* TASK PROMPT: Could you write out every entry exactly as it stands?

* EXTRACTED ENTRIES:
-*-

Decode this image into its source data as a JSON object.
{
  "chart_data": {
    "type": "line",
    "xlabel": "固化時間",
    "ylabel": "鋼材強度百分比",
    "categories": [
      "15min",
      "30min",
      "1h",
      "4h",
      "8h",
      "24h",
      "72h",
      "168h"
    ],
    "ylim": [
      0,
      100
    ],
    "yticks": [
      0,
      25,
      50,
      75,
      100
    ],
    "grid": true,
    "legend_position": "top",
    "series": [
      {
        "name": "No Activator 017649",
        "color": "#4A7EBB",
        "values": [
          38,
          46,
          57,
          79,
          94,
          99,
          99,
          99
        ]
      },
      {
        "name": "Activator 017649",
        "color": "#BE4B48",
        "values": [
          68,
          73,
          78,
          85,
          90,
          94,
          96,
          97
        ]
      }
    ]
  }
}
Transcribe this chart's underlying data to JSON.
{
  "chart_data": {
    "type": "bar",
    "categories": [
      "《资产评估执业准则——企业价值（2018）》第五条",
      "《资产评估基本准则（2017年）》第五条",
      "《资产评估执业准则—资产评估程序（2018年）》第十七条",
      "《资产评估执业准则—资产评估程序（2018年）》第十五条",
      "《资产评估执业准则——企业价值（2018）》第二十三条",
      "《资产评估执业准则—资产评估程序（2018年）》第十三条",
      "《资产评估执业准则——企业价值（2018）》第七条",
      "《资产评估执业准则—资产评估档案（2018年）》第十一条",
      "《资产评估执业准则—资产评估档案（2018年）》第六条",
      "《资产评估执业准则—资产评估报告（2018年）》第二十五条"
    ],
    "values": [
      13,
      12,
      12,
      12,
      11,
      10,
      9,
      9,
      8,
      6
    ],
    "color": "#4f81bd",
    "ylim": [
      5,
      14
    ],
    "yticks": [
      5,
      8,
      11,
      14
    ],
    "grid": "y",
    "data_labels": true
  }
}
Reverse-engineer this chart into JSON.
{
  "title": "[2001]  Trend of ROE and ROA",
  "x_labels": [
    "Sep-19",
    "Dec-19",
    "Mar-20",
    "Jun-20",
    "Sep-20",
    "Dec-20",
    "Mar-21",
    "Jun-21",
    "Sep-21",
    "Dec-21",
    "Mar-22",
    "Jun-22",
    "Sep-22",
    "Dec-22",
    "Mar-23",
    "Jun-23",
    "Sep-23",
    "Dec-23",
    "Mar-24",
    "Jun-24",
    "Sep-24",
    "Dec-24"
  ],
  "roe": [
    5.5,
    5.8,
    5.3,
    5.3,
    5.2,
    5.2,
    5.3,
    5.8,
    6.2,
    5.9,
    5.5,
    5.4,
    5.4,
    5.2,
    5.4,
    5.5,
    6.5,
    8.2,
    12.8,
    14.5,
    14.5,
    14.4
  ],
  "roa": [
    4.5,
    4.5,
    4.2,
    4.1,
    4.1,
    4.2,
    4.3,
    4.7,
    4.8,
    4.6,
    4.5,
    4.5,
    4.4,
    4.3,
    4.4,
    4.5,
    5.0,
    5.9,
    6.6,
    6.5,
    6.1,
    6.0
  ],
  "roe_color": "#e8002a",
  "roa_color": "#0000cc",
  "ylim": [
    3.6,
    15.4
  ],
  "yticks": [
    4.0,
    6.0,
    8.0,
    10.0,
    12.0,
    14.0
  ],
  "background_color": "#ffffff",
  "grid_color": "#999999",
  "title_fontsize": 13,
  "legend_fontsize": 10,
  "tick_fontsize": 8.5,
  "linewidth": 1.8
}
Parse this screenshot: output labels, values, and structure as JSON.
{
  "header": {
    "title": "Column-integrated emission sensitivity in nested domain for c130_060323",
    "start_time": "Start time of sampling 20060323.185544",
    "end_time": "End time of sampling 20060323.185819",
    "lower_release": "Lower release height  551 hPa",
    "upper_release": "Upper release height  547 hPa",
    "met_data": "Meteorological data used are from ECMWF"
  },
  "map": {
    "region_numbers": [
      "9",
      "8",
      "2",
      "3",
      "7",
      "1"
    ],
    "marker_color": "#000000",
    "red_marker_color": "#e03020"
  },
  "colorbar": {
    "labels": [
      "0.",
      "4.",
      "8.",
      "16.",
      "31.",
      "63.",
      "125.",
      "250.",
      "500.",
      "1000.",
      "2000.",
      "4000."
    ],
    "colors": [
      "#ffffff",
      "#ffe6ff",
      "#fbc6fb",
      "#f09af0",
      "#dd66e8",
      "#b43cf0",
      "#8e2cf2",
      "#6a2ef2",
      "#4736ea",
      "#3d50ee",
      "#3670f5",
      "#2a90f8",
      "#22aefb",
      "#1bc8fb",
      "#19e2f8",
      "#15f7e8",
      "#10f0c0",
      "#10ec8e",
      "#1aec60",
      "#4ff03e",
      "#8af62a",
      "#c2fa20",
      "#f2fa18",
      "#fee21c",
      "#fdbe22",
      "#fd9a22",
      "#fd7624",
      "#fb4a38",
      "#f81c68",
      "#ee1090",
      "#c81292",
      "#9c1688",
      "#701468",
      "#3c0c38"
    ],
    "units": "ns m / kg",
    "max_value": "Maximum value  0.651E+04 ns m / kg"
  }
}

-*-

* WRITTEN RESPONSE:
Decode this image into its source data as a JSON object.
{
  "chart_data": {
    "type": "line",
    "xlabel": "固化時間",
    "ylabel": "鋼材強度百分比",
    "categories": [
      "15min",
      "30min",
      "1h",
      "4h",
      "8h",
      "24h",
      "72h",
      "168h"
    ],
    "ylim": [
      0,
      100
    ],
    "yticks": [
      0,
      25,
      50,
      75,
      100
    ],
    "grid": true,
    "legend_position": "top",
    "series": [
      {
        "name": "No Activator 017649",
        "color": "#4A7EBB",
        "values": [
          38,
          46,
          57,
          79,
          94,
          99,
          99,
          99
        ]
      },
      {
        "name": "Activator 017649",
        "color": "#BE4B48",
        "values": [
          68,
          73,
          78,
          85,
          90,
          94,
          96,
          97
        ]
      }
    ]
  }
}
Transcribe this chart's underlying data to JSON.
{
  "chart_data": {
    "type": "bar",
    "categories": [
      "《资产评估执业准则——企业价值（2018）》第五条",
      "《资产评估基本准则（2017年）》第五条",
      "《资产评估执业准则—资产评估程序（2018年）》第十七条",
      "《资产评估执业准则—资产评估程序（2018年）》第十五条",
      "《资产评估执业准则——企业价值（2018）》第二十三条",
      "《资产评估执业准则—资产评估程序（2018年）》第十三条",
      "《资产评估执业准则——企业价值（2018）》第七条",
      "《资产评估执业准则—资产评估档案（2018年）》第十一条",
      "《资产评估执业准则—资产评估档案（2018年）》第六条",
      "《资产评估执业准则—资产评估报告（2018年）》第二十五条"
    ],
    "values": [
      13,
      12,
      12,
      12,
      11,
      10,
      9,
      9,
      8,
      6
    ],
    "color": "#4f81bd",
    "ylim": [
      5,
      14
    ],
    "yticks": [
      5,
      8,
      11,
      14
    ],
    "grid": "y",
    "data_labels": true
  }
}
Reverse-engineer this chart into JSON.
{
  "title": "[2001]  Trend of ROE and ROA",
  "x_labels": [
    "Sep-19",
    "Dec-19",
    "Mar-20",
    "Jun-20",
    "Sep-20",
    "Dec-20",
    "Mar-21",
    "Jun-21",
    "Sep-21",
    "Dec-21",
    "Mar-22",
    "Jun-22",
    "Sep-22",
    "Dec-22",
    "Mar-23",
    "Jun-23",
    "Sep-23",
    "Dec-23",
    "Mar-24",
    "Jun-24",
    "Sep-24",
    "Dec-24"
  ],
  "roe": [
    5.5,
    5.8,
    5.3,
    5.3,
    5.2,
    5.2,
    5.3,
    5.8,
    6.2,
    5.9,
    5.5,
    5.4,
    5.4,
    5.2,
    5.4,
    5.5,
    6.5,
    8.2,
    12.8,
    14.5,
    14.5,
    14.4
  ],
  "roa": [
    4.5,
    4.5,
    4.2,
    4.1,
    4.1,
    4.2,
    4.3,
    4.7,
    4.8,
    4.6,
    4.5,
    4.5,
    4.4,
    4.3,
    4.4,
    4.5,
    5.0,
    5.9,
    6.6,
    6.5,
    6.1,
    6.0
  ],
  "roe_color": "#e8002a",
  "roa_color": "#0000cc",
  "ylim": [
    3.6,
    15.4
  ],
  "yticks": [
    4.0,
    6.0,
    8.0,
    10.0,
    12.0,
    14.0
  ],
  "background_color": "#ffffff",
  "grid_color": "#999999",
  "title_fontsize": 13,
  "legend_fontsize": 10,
  "tick_fontsize": 8.5,
  "linewidth": 1.8
}
Parse this screenshot: output labels, values, and structure as JSON.
{
  "header": {
    "title": "Column-integrated emission sensitivity in nested domain for c130_060323",
    "start_time": "Start time of sampling 20060323.185544",
    "end_time": "End time of sampling 20060323.185819",
    "lower_release": "Lower release height  551 hPa",
    "upper_release": "Upper release height  547 hPa",
    "met_data": "Meteorological data used are from ECMWF"
  },
  "map": {
    "region_numbers": [
      "9",
      "8",
      "2",
      "3",
      "7",
      "1"
    ],
    "marker_color": "#000000",
    "red_marker_color": "#e03020"
  },
  "colorbar": {
    "labels": [
      "0.",
      "4.",
      "8.",
      "16.",
      "31.",
      "63.",
      "125.",
      "250.",
      "500.",
      "1000.",
      "2000.",
      "4000."
    ],
    "colors": [
      "#ffffff",
      "#ffe6ff",
      "#fbc6fb",
      "#f09af0",
      "#dd66e8",
      "#b43cf0",
      "#8e2cf2",
      "#6a2ef2",
      "#4736ea",
      "#3d50ee",
      "#3670f5",
      "#2a90f8",
      "#22aefb",
      "#1bc8fb",
      "#19e2f8",
      "#15f7e8",
      "#10f0c0",
      "#10ec8e",
      "#1aec60",
      "#4ff03e",
      "#8af62a",
      "#c2fa20",
      "#f2fa18",
      "#fee21c",
      "#fdbe22",
      "#fd9a22",
      "#fd7624",
      "#fb4a38",
      "#f81c68",
      "#ee1090",
      "#c81292",
      "#9c1688",
      "#701468",
      "#3c0c38"
    ],
    "units": "ns m / kg",
    "max_value": "Maximum value  0.651E+04 ns m / kg"
  }
}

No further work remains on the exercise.